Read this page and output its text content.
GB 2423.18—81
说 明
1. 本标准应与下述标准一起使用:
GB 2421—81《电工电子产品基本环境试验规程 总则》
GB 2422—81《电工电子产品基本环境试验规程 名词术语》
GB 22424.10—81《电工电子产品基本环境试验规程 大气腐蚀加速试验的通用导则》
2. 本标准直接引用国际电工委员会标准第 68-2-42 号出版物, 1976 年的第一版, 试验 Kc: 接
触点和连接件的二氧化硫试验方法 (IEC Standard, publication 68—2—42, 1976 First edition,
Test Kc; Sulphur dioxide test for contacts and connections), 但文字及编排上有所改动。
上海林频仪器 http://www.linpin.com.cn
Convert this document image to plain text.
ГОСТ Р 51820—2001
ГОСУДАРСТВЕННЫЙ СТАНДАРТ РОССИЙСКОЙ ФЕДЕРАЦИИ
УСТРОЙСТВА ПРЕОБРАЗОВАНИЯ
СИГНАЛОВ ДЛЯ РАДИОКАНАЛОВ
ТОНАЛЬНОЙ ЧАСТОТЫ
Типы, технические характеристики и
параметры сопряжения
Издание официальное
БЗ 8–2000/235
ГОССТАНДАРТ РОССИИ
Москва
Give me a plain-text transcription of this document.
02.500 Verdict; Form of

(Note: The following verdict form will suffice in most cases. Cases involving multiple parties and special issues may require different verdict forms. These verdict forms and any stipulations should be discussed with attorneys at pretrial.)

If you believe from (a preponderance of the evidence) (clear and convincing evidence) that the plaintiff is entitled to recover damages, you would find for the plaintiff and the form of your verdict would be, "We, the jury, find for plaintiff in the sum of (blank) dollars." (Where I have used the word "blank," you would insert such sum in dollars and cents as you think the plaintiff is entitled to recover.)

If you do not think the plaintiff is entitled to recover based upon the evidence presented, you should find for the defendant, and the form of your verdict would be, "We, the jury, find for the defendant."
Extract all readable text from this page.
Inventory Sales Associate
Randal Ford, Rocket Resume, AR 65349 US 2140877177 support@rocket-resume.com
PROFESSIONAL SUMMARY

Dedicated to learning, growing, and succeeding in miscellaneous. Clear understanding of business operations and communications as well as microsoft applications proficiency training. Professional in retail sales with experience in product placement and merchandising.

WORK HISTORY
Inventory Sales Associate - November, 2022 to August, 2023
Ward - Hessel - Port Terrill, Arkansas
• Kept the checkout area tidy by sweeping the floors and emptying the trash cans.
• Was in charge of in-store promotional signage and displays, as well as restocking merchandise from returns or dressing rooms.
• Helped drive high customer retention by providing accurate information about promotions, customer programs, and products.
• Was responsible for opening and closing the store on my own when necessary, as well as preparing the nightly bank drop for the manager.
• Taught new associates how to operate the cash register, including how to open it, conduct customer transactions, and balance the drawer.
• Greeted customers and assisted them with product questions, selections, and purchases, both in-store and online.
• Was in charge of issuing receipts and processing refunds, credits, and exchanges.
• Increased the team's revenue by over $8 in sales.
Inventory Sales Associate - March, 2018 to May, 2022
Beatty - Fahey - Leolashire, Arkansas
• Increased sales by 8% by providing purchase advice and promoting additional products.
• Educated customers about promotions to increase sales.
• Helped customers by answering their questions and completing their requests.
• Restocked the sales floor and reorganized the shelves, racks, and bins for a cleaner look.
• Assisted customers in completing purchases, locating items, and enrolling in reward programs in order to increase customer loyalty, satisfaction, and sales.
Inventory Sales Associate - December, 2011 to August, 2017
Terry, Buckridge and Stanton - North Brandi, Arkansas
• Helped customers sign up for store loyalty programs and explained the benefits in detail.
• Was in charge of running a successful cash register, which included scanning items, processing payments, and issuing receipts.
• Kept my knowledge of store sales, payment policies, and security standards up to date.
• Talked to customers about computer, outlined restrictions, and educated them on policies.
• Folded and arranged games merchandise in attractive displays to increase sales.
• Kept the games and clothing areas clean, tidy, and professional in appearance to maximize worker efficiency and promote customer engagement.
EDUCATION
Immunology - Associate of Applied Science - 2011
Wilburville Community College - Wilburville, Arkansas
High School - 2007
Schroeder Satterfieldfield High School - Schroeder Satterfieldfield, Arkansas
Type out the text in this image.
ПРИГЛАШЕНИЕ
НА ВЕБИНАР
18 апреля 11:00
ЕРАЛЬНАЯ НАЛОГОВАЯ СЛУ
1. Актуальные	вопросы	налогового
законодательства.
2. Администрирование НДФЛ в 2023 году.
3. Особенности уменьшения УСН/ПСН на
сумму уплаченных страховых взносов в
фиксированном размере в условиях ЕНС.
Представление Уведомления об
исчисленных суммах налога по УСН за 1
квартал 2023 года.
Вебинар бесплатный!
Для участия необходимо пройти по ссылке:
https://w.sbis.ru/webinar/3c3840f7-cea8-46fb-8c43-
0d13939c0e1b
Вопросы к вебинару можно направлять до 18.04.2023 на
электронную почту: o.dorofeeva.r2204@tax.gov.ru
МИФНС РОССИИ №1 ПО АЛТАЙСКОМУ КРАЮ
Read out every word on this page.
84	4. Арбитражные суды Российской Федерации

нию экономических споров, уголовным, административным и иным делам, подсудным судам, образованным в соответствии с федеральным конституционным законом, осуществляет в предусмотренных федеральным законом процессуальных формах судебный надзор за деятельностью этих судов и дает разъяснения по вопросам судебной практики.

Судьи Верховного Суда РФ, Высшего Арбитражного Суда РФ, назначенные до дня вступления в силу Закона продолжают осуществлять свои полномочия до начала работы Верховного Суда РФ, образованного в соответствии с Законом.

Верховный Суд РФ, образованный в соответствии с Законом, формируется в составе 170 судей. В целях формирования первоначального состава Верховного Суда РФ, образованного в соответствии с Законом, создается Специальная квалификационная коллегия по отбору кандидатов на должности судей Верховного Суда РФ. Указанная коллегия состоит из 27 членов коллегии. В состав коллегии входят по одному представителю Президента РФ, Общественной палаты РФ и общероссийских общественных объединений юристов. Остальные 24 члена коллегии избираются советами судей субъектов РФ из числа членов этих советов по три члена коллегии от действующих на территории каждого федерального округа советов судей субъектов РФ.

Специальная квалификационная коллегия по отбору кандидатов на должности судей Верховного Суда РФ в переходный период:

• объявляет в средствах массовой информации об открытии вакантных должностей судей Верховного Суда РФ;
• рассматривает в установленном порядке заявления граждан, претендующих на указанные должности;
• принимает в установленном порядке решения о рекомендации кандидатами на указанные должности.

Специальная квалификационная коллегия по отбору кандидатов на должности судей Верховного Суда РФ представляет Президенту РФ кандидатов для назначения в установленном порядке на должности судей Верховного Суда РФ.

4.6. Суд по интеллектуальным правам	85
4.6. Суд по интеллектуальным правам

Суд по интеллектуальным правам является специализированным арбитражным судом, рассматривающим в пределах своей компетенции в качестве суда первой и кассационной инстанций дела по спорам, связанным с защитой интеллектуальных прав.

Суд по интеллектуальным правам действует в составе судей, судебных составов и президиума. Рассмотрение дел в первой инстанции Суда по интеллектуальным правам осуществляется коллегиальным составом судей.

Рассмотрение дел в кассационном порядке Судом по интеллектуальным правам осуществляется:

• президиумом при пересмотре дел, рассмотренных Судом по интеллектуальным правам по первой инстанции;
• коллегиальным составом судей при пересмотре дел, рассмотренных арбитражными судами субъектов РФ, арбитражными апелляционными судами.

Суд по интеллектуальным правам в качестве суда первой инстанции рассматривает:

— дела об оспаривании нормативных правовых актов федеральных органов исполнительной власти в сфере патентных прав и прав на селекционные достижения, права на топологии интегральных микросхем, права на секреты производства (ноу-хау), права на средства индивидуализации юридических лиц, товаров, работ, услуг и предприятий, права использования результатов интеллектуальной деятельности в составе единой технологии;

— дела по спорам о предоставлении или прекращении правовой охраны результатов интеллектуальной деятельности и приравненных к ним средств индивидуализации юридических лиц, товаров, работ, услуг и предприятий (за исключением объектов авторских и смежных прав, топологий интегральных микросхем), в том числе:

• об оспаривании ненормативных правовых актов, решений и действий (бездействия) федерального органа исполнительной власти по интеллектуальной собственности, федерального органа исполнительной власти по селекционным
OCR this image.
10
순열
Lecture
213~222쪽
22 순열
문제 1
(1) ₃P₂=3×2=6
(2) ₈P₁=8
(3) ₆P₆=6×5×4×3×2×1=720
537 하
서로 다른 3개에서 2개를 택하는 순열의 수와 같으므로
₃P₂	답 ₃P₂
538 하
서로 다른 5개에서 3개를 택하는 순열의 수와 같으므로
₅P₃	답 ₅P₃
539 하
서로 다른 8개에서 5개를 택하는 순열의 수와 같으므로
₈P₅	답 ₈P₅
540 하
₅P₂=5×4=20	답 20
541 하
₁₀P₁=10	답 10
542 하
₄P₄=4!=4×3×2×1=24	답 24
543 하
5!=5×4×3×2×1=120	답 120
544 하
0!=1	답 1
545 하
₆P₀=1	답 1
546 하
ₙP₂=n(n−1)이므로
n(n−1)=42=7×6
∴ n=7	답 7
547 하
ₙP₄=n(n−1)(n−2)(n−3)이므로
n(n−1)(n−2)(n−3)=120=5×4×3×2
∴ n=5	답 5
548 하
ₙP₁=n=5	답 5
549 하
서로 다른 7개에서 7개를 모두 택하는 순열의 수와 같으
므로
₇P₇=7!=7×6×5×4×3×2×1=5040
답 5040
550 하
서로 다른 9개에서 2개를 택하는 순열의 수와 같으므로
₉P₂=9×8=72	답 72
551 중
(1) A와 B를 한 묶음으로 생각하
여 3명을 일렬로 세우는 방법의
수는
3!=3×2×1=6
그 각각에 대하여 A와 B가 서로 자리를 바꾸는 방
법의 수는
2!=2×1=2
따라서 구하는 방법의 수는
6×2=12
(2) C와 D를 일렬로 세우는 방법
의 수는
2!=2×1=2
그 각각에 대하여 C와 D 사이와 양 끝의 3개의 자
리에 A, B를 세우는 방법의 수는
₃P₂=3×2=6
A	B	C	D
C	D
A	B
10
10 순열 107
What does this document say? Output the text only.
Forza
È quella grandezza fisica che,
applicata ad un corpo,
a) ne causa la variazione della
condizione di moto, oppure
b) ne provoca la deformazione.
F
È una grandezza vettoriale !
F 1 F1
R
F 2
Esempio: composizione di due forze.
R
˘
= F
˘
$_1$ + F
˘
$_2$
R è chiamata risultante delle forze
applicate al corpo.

# # # # #

STATED TASK - Filter the listing above for the string "would" and copy every matching line.

TASK OUTPUT -
If you believe from (a preponderance of the evidence) (clear and convincing evidence) that the plaintiff is entitled to recover damages, you would find for the plaintiff and the form of your verdict would be, "We, the jury, find for plaintiff in the sum of (blank) dollars." (Where I have used the word "blank," you would insert such sum in dollars and cents as you think the plaintiff is entitled to recover.)
If you do not think the plaintiff is entitled to recover based upon the evidence presented, you should find for the defendant, and the form of your verdict would be, "We, the jury, find for the defendant."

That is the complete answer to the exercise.